--- Start Data shown ---

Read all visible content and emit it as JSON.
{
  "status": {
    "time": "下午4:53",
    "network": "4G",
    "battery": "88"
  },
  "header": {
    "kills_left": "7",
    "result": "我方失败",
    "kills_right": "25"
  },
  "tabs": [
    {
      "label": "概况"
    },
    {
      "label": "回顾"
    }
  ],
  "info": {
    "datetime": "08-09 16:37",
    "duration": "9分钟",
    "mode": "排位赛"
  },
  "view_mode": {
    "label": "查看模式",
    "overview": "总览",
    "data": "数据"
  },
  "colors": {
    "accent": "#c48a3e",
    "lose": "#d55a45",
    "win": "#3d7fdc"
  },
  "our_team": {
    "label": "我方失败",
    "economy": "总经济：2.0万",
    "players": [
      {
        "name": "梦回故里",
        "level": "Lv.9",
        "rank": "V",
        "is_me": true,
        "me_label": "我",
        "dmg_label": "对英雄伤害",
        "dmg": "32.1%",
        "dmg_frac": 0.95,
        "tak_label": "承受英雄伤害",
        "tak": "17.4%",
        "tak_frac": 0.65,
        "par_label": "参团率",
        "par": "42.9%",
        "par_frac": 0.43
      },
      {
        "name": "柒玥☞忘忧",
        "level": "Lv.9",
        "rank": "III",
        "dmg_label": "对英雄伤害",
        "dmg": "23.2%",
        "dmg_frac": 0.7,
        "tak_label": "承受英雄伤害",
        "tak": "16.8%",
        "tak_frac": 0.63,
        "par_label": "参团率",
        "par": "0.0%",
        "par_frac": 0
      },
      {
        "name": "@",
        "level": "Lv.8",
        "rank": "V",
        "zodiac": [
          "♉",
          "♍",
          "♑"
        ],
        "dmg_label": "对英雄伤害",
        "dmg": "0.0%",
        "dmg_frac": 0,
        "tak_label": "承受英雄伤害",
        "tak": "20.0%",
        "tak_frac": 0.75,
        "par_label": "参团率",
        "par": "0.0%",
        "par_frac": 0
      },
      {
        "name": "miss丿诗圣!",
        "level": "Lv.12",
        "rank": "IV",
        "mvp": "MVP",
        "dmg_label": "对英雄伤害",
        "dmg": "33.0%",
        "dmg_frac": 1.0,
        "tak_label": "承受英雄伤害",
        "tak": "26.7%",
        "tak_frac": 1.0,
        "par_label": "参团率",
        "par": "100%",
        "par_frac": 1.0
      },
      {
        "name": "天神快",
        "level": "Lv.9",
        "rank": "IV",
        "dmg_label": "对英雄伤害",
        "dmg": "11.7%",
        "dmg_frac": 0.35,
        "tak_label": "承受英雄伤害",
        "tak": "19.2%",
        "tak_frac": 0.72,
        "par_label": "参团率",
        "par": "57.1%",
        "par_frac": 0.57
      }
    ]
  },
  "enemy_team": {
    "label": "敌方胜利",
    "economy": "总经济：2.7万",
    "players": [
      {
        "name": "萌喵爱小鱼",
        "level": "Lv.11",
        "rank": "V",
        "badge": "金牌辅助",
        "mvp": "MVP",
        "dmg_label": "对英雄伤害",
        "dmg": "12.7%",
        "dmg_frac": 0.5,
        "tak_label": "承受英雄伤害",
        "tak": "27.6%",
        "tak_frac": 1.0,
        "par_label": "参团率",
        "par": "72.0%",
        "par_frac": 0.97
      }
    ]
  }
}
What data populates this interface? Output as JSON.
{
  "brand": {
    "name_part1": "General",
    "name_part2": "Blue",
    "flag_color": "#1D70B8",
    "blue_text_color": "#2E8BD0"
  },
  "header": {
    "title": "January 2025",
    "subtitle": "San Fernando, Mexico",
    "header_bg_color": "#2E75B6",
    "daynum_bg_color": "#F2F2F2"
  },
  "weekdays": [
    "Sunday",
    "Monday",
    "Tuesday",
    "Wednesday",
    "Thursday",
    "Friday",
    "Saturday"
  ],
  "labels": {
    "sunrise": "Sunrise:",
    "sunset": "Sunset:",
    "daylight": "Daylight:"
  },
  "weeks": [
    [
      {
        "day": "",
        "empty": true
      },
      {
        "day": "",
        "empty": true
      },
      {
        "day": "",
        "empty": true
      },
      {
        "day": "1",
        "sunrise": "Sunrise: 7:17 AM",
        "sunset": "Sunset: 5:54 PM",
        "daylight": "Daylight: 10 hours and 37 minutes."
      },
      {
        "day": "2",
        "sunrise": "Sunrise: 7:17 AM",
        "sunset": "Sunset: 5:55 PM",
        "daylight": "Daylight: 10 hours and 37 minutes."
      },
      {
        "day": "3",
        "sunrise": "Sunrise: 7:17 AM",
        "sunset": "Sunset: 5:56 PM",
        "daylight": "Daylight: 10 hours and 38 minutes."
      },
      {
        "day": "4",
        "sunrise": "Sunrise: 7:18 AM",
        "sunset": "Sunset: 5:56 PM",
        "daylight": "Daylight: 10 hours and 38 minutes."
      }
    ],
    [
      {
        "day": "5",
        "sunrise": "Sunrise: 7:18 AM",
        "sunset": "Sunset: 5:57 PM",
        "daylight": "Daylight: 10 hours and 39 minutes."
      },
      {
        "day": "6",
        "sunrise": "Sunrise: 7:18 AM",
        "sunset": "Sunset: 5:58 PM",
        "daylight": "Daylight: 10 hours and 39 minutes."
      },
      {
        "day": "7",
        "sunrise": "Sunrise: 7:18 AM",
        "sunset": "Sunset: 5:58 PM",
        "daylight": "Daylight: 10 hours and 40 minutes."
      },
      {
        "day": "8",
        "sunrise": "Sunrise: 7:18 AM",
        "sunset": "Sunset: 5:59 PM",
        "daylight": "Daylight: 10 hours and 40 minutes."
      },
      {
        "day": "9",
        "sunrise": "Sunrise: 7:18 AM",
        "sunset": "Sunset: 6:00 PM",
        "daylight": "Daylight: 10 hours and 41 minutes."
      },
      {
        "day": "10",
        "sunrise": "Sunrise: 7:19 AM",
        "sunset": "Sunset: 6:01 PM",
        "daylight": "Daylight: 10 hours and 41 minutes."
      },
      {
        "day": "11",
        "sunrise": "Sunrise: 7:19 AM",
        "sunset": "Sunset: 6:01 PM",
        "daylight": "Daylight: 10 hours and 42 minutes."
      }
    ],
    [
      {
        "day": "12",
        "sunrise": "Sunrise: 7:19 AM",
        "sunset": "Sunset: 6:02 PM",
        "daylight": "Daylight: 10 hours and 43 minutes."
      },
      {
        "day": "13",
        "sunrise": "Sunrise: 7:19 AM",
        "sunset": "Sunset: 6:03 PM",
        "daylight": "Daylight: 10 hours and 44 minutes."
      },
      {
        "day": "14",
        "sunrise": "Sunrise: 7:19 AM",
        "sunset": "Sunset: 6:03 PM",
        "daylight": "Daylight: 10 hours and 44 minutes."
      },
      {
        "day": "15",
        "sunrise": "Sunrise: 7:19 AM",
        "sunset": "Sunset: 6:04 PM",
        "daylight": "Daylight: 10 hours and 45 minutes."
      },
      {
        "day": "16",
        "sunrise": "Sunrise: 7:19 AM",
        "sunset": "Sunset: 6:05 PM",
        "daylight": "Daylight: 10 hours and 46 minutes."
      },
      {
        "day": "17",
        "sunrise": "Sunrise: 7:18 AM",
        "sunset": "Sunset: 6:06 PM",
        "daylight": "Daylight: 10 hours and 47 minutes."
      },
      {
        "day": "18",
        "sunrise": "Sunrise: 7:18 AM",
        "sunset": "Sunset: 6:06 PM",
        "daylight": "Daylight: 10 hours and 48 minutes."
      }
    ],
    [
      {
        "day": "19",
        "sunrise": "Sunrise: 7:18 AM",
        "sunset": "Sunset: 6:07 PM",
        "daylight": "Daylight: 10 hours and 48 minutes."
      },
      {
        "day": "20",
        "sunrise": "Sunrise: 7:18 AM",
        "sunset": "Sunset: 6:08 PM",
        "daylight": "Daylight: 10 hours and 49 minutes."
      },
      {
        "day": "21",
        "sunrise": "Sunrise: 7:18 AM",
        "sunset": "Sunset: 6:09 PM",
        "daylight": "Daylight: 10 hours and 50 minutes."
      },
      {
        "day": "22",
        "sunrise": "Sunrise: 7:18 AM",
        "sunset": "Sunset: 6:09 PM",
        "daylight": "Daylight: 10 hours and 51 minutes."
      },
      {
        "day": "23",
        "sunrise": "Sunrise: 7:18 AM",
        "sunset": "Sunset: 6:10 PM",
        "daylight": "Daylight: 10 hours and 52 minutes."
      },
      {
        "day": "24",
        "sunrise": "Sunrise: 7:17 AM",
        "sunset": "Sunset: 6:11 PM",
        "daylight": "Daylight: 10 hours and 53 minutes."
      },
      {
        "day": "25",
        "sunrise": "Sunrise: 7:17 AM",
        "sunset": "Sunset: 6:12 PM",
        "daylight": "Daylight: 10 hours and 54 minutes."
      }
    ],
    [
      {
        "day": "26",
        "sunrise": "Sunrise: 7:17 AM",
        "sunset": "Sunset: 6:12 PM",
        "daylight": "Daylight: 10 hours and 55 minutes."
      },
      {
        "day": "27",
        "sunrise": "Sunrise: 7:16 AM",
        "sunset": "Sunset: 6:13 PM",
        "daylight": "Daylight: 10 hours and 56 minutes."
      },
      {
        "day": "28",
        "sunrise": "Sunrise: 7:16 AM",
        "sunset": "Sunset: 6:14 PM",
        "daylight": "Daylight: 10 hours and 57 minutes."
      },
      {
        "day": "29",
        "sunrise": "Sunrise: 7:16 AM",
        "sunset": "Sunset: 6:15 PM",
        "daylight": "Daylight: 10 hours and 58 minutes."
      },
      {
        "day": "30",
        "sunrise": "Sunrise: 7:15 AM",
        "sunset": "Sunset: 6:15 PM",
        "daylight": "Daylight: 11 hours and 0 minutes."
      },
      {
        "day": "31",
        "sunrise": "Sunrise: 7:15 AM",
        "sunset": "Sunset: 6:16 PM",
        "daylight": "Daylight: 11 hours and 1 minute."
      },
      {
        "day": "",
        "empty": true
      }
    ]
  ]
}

--- End Data shown ---

- Objective
Identify each line holding the string "JSON", and copy it out.

- Output for this exercise
Read all visible content and emit it as JSON.
What data populates this interface? Output as JSON.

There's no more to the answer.